The problem ▸ Give every entry again, unchanged, and leave its images out.

Exercise material ▸

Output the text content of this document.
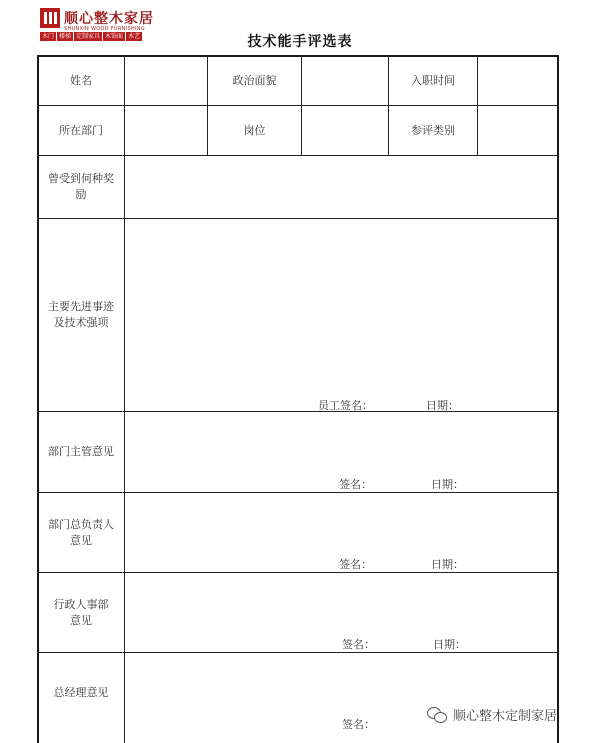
顺心整木家居
SHUNXIN WOOD FURNISHING
木门 楼梯 定制家具 木饰面 木艺	技术能手评选表
姓名	政治面貌	入职时间
所在部门	岗位	参评类别
曾受到何种奖
励
主要先进事迹
及技术强项
员工签名：	日期：
部门主管意见
签名：	日期：
部门总负责人
意见
签名：	日期：
行政人事部
意见
签名：	日期：
总经理意见
签名：
顺心整木定制家居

Reply to the exercise ▸
Output the text content of this document.
顺心整木家居
SHUNXIN WOOD FURNISHING
木门 楼梯 定制家具 木饰面 木艺	技术能手评选表
姓名	政治面貌	入职时间
所在部门	岗位	参评类别
曾受到何种奖
励
主要先进事迹
及技术强项
员工签名：	日期：
部门主管意见
签名：	日期：
部门总负责人
意见
签名：	日期：
行政人事部
意见
签名：	日期：
总经理意见
签名：
顺心整木定制家居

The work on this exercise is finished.